## Work instructions
Reproduce the listing below word for word, with no pictures.

=== Source data ===

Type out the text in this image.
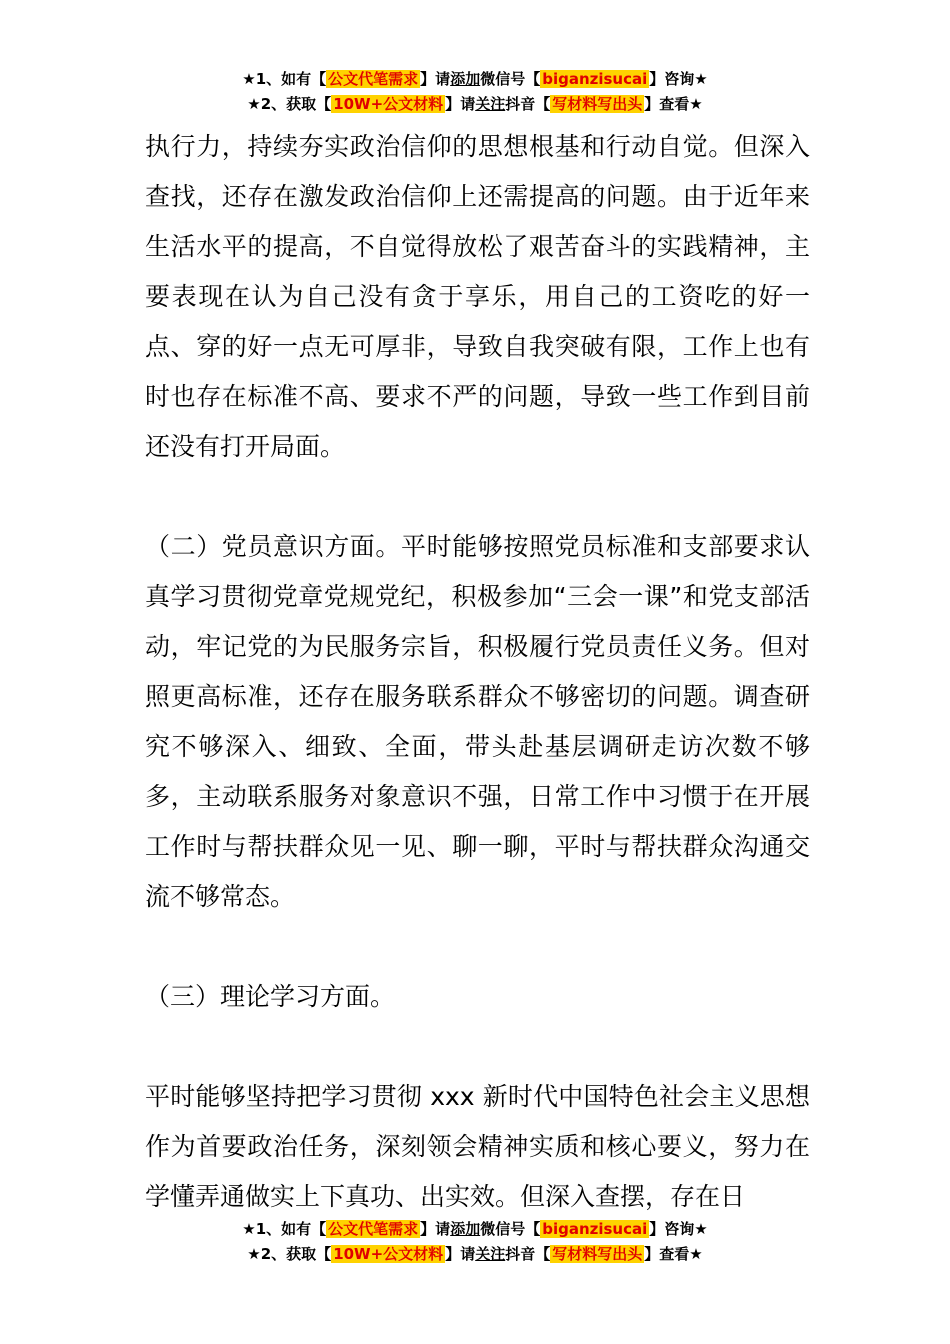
★1、如有【 公文代笔需求 】请添加微信号【 biganzisucai 】咨询★
★2、获取【 10W+公文材料 】请关注抖音【 写材料写出头 】查看★

执行力，持续夯实政治信仰的思想根基和行动自觉。但深入查找，还存在激发政治信仰上还需提高的问题。由于近年来生活水平的提高，不自觉得放松了艰苦奋斗的实践精神，主要表现在认为自己没有贪于享乐，用自己的工资吃的好一点、穿的好一点无可厚非，导致自我突破有限，工作上也有时也存在标准不高、要求不严的问题，导致一些工作到目前还没有打开局面。

（二）党员意识方面。平时能够按照党员标准和支部要求认真学习贯彻党章党规党纪，积极参加“三会一课”和党支部活动，牢记党的为民服务宗旨，积极履行党员责任义务。但对照更高标准，还存在服务联系群众不够密切的问题。调查研究不够深入、细致、全面，带头赴基层调研走访次数不够多，主动联系服务对象意识不强，日常工作中习惯于在开展工作时与帮扶群众见一见、聊一聊，平时与帮扶群众沟通交流不够常态。

（三）理论学习方面。

平时能够坚持把学习贯彻 xxx 新时代中国特色社会主义思想作为首要政治任务，深刻领会精神实质和核心要义，努力在学懂弄通做实上下真功、出实效。但深入查摆，存在日

★1、如有【 公文代笔需求 】请添加微信号【 biganzisucai 】咨询★
★2、获取【 10W+公文材料 】请关注抖音【 写材料写出头 】查看★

===

## Answer to the problem
Type out the text in this image.
★1、如有【 公文代笔需求 】请添加微信号【 biganzisucai 】咨询★
★2、获取【 10W+公文材料 】请关注抖音【 写材料写出头 】查看★

执行力，持续夯实政治信仰的思想根基和行动自觉。但深入查找，还存在激发政治信仰上还需提高的问题。由于近年来生活水平的提高，不自觉得放松了艰苦奋斗的实践精神，主要表现在认为自己没有贪于享乐，用自己的工资吃的好一点、穿的好一点无可厚非，导致自我突破有限，工作上也有时也存在标准不高、要求不严的问题，导致一些工作到目前还没有打开局面。

（二）党员意识方面。平时能够按照党员标准和支部要求认真学习贯彻党章党规党纪，积极参加“三会一课”和党支部活动，牢记党的为民服务宗旨，积极履行党员责任义务。但对照更高标准，还存在服务联系群众不够密切的问题。调查研究不够深入、细致、全面，带头赴基层调研走访次数不够多，主动联系服务对象意识不强，日常工作中习惯于在开展工作时与帮扶群众见一见、聊一聊，平时与帮扶群众沟通交流不够常态。

（三）理论学习方面。

平时能够坚持把学习贯彻 xxx 新时代中国特色社会主义思想作为首要政治任务，深刻领会精神实质和核心要义，努力在学懂弄通做实上下真功、出实效。但深入查摆，存在日

★1、如有【 公文代笔需求 】请添加微信号【 biganzisucai 】咨询★
★2、获取【 10W+公文材料 】请关注抖音【 写材料写出头 】查看★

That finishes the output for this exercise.